### Work to complete
Rewrite the rows from the first one up to and including the row with "x-tick-label: 12 — [167, 330, 181, 345]", changing "data-point" to "marker" and leaving everything else as it is.

>> Start Material supplied

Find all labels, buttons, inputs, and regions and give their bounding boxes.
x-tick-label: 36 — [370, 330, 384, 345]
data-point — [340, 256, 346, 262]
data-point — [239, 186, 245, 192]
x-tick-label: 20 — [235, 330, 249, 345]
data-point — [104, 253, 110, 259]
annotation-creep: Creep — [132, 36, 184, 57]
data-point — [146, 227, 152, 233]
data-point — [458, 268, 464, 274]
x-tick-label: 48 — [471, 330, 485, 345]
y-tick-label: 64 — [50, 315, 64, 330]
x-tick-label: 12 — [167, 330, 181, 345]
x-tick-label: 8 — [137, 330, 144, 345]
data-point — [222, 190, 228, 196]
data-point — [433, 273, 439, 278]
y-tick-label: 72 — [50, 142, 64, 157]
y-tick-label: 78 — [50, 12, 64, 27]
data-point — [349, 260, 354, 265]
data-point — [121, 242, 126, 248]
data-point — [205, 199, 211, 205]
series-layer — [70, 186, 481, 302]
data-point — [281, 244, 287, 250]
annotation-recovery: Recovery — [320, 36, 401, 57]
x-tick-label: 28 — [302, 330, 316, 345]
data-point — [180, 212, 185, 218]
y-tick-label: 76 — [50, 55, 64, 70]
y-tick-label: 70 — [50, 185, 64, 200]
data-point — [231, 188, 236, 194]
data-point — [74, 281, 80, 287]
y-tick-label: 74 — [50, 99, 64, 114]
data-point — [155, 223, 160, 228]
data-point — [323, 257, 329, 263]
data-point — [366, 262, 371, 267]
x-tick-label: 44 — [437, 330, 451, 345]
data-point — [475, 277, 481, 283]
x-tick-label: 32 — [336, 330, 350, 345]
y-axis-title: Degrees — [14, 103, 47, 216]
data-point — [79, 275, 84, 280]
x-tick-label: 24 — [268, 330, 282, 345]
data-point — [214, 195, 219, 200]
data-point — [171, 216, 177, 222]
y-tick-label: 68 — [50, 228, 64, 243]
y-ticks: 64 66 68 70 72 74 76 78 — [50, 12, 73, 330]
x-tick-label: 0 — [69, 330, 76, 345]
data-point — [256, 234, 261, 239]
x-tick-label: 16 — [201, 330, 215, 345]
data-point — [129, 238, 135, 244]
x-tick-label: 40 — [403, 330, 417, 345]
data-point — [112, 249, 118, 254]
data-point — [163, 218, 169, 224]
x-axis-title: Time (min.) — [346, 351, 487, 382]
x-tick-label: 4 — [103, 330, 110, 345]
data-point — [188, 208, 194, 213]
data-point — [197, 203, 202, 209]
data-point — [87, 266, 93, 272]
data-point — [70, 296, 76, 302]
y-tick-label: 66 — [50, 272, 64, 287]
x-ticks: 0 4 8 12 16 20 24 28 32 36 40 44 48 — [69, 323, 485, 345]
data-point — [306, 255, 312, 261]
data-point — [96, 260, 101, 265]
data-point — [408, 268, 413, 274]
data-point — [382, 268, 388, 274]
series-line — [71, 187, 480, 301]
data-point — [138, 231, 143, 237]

>> End Material supplied

### Correct response
Find all labels, buttons, inputs, and regions and give their bounding boxes.
x-tick-label: 36 — [370, 330, 384, 345]
marker — [340, 256, 346, 262]
marker — [239, 186, 245, 192]
x-tick-label: 20 — [235, 330, 249, 345]
marker — [104, 253, 110, 259]
annotation-creep: Creep — [132, 36, 184, 57]
marker — [146, 227, 152, 233]
marker — [458, 268, 464, 274]
x-tick-label: 48 — [471, 330, 485, 345]
y-tick-label: 64 — [50, 315, 64, 330]
x-tick-label: 12 — [167, 330, 181, 345]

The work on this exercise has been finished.